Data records
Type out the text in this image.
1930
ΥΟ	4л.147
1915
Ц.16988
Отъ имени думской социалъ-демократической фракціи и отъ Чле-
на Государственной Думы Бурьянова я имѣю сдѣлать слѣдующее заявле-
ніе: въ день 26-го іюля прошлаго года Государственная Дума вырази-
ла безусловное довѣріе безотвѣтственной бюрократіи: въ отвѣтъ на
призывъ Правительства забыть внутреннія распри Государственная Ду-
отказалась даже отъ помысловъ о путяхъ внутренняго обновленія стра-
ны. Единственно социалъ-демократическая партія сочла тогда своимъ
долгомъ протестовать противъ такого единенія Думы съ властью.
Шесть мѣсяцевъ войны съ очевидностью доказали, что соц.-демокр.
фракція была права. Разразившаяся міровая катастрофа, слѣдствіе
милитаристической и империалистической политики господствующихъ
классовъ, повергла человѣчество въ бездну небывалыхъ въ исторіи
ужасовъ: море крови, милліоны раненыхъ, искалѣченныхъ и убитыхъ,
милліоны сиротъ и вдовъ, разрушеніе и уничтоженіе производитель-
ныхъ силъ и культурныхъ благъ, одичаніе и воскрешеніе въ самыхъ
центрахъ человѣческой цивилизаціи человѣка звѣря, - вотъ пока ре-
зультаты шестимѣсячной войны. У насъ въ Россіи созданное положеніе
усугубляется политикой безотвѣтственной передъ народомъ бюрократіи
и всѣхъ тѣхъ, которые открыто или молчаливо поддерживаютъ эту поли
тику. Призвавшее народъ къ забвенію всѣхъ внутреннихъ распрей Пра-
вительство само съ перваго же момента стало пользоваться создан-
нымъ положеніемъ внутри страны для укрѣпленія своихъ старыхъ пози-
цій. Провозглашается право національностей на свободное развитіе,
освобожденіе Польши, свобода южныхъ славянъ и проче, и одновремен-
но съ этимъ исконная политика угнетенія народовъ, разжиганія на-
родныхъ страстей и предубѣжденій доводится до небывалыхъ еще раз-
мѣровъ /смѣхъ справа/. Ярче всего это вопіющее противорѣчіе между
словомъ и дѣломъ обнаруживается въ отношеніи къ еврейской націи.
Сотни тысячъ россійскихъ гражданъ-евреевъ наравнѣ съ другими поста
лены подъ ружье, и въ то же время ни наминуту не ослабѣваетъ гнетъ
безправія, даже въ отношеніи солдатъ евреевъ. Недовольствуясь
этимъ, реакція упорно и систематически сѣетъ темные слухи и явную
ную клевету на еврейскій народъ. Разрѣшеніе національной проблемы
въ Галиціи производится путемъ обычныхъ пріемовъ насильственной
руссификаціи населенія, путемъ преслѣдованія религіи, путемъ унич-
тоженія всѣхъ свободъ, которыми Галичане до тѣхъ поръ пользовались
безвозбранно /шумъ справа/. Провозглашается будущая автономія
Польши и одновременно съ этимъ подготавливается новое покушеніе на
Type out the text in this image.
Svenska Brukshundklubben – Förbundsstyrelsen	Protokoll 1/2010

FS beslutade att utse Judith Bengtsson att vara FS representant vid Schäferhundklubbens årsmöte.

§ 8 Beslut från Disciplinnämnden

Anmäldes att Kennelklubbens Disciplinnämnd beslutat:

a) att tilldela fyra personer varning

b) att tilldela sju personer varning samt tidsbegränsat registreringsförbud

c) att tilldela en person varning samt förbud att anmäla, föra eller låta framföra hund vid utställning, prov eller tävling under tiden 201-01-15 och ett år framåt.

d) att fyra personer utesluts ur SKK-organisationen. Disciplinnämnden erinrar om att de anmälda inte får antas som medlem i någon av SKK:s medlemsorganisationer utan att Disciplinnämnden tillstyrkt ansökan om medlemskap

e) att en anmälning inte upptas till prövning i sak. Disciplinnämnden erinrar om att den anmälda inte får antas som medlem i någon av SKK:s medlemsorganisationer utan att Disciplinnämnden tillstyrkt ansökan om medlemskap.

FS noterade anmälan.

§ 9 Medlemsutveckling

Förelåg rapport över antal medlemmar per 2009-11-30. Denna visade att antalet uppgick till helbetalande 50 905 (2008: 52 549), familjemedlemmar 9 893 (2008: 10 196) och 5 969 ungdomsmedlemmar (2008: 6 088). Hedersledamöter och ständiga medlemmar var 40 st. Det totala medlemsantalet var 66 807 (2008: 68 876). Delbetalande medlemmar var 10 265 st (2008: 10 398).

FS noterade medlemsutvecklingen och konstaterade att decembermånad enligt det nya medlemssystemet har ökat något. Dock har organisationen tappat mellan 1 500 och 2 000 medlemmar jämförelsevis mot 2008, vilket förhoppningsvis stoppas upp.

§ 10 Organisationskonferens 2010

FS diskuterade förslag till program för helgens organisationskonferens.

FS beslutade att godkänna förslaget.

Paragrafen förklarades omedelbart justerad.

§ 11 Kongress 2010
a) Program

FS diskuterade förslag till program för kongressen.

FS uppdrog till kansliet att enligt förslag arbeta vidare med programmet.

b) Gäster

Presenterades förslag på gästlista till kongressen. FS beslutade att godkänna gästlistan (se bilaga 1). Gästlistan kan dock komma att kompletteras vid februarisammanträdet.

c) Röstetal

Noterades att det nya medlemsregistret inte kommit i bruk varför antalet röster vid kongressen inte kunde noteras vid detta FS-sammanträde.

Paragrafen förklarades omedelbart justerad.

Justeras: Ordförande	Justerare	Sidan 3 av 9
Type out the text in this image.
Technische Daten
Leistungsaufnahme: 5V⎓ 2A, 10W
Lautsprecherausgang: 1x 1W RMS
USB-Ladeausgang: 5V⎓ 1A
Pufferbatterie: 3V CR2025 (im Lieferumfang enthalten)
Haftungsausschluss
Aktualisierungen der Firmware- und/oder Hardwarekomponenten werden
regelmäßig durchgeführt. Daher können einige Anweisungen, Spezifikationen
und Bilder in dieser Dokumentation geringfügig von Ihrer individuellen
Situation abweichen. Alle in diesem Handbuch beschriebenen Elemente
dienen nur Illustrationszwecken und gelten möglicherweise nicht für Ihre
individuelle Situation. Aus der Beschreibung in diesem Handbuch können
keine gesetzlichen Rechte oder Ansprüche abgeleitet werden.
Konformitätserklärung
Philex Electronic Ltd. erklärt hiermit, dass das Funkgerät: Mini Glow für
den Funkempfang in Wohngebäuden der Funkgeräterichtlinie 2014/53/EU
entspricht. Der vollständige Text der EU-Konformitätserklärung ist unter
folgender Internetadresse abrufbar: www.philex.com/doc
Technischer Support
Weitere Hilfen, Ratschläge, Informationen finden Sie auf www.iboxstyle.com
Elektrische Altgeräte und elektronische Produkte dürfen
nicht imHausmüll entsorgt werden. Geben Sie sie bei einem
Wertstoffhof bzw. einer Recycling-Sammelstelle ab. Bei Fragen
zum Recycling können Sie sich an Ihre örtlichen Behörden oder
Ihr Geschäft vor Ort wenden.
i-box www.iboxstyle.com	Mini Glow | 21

GIVEN INSTRUCTION >> Each record should come back exactly as written.

EXERCISE RESULT >>
Type out the text in this image.
1930
ΥΟ	4л.147
1915
Ц.16988
Отъ имени думской социалъ-демократической фракціи и отъ Чле-
на Государственной Думы Бурьянова я имѣю сдѣлать слѣдующее заявле-
ніе: въ день 26-го іюля прошлаго года Государственная Дума вырази-
ла безусловное довѣріе безотвѣтственной бюрократіи: въ отвѣтъ на
призывъ Правительства забыть внутреннія распри Государственная Ду-
отказалась даже отъ помысловъ о путяхъ внутренняго обновленія стра-
ны. Единственно социалъ-демократическая партія сочла тогда своимъ
долгомъ протестовать противъ такого единенія Думы съ властью.
Шесть мѣсяцевъ войны съ очевидностью доказали, что соц.-демокр.
фракція была права. Разразившаяся міровая катастрофа, слѣдствіе
милитаристической и империалистической политики господствующихъ
классовъ, повергла человѣчество въ бездну небывалыхъ въ исторіи
ужасовъ: море крови, милліоны раненыхъ, искалѣченныхъ и убитыхъ,
милліоны сиротъ и вдовъ, разрушеніе и уничтоженіе производитель-
ныхъ силъ и культурныхъ благъ, одичаніе и воскрешеніе въ самыхъ
центрахъ человѣческой цивилизаціи человѣка звѣря, - вотъ пока ре-
зультаты шестимѣсячной войны. У насъ въ Россіи созданное положеніе
усугубляется политикой безотвѣтственной передъ народомъ бюрократіи
и всѣхъ тѣхъ, которые открыто или молчаливо поддерживаютъ эту поли
тику. Призвавшее народъ къ забвенію всѣхъ внутреннихъ распрей Пра-
вительство само съ перваго же момента стало пользоваться создан-
нымъ положеніемъ внутри страны для укрѣпленія своихъ старыхъ пози-
цій. Провозглашается право національностей на свободное развитіе,
освобожденіе Польши, свобода южныхъ славянъ и проче, и одновремен-
но съ этимъ исконная политика угнетенія народовъ, разжиганія на-
родныхъ страстей и предубѣжденій доводится до небывалыхъ еще раз-
мѣровъ /смѣхъ справа/. Ярче всего это вопіющее противорѣчіе между
словомъ и дѣломъ обнаруживается въ отношеніи къ еврейской націи.
Сотни тысячъ россійскихъ гражданъ-евреевъ наравнѣ съ другими поста
лены подъ ружье, и въ то же время ни наминуту не ослабѣваетъ гнетъ
безправія, даже въ отношеніи солдатъ евреевъ. Недовольствуясь
этимъ, реакція упорно и систематически сѣетъ темные слухи и явную
ную клевету на еврейскій народъ. Разрѣшеніе національной проблемы
въ Галиціи производится путемъ обычныхъ пріемовъ насильственной
руссификаціи населенія, путемъ преслѣдованія религіи, путемъ унич-
тоженія всѣхъ свободъ, которыми Галичане до тѣхъ поръ пользовались
безвозбранно /шумъ справа/. Провозглашается будущая автономія
Польши и одновременно съ этимъ подготавливается новое покушеніе на
Type out the text in this image.
Svenska Brukshundklubben – Förbundsstyrelsen	Protokoll 1/2010

FS beslutade att utse Judith Bengtsson att vara FS representant vid Schäferhundklubbens årsmöte.

§ 8 Beslut från Disciplinnämnden

Anmäldes att Kennelklubbens Disciplinnämnd beslutat:

a) att tilldela fyra personer varning

b) att tilldela sju personer varning samt tidsbegränsat registreringsförbud

c) att tilldela en person varning samt förbud att anmäla, föra eller låta framföra hund vid utställning, prov eller tävling under tiden 201-01-15 och ett år framåt.

d) att fyra personer utesluts ur SKK-organisationen. Disciplinnämnden erinrar om att de anmälda inte får antas som medlem i någon av SKK:s medlemsorganisationer utan att Disciplinnämnden tillstyrkt ansökan om medlemskap

e) att en anmälning inte upptas till prövning i sak. Disciplinnämnden erinrar om att den anmälda inte får antas som medlem i någon av SKK:s medlemsorganisationer utan att Disciplinnämnden tillstyrkt ansökan om medlemskap.

FS noterade anmälan.

§ 9 Medlemsutveckling

Förelåg rapport över antal medlemmar per 2009-11-30. Denna visade att antalet uppgick till helbetalande 50 905 (2008: 52 549), familjemedlemmar 9 893 (2008: 10 196) och 5 969 ungdomsmedlemmar (2008: 6 088). Hedersledamöter och ständiga medlemmar var 40 st. Det totala medlemsantalet var 66 807 (2008: 68 876). Delbetalande medlemmar var 10 265 st (2008: 10 398).

FS noterade medlemsutvecklingen och konstaterade att decembermånad enligt det nya medlemssystemet har ökat något. Dock har organisationen tappat mellan 1 500 och 2 000 medlemmar jämförelsevis mot 2008, vilket förhoppningsvis stoppas upp.

§ 10 Organisationskonferens 2010

FS diskuterade förslag till program för helgens organisationskonferens.

FS beslutade att godkänna förslaget.

Paragrafen förklarades omedelbart justerad.

§ 11 Kongress 2010
a) Program

FS diskuterade förslag till program för kongressen.

FS uppdrog till kansliet att enligt förslag arbeta vidare med programmet.

b) Gäster

Presenterades förslag på gästlista till kongressen. FS beslutade att godkänna gästlistan (se bilaga 1). Gästlistan kan dock komma att kompletteras vid februarisammanträdet.

c) Röstetal

Noterades att det nya medlemsregistret inte kommit i bruk varför antalet röster vid kongressen inte kunde noteras vid detta FS-sammanträde.

Paragrafen förklarades omedelbart justerad.

Justeras: Ordförande	Justerare	Sidan 3 av 9
Type out the text in this image.
Technische Daten
Leistungsaufnahme: 5V⎓ 2A, 10W
Lautsprecherausgang: 1x 1W RMS
USB-Ladeausgang: 5V⎓ 1A
Pufferbatterie: 3V CR2025 (im Lieferumfang enthalten)
Haftungsausschluss
Aktualisierungen der Firmware- und/oder Hardwarekomponenten werden
regelmäßig durchgeführt. Daher können einige Anweisungen, Spezifikationen
und Bilder in dieser Dokumentation geringfügig von Ihrer individuellen
Situation abweichen. Alle in diesem Handbuch beschriebenen Elemente
dienen nur Illustrationszwecken und gelten möglicherweise nicht für Ihre
individuelle Situation. Aus der Beschreibung in diesem Handbuch können
keine gesetzlichen Rechte oder Ansprüche abgeleitet werden.
Konformitätserklärung
Philex Electronic Ltd. erklärt hiermit, dass das Funkgerät: Mini Glow für
den Funkempfang in Wohngebäuden der Funkgeräterichtlinie 2014/53/EU
entspricht. Der vollständige Text der EU-Konformitätserklärung ist unter
folgender Internetadresse abrufbar: www.philex.com/doc
Technischer Support
Weitere Hilfen, Ratschläge, Informationen finden Sie auf www.iboxstyle.com
Elektrische Altgeräte und elektronische Produkte dürfen
nicht imHausmüll entsorgt werden. Geben Sie sie bei einem
Wertstoffhof bzw. einer Recycling-Sammelstelle ab. Bei Fragen
zum Recycling können Sie sich an Ihre örtlichen Behörden oder
Ihr Geschäft vor Ort wenden.
i-box www.iboxstyle.com	Mini Glow | 21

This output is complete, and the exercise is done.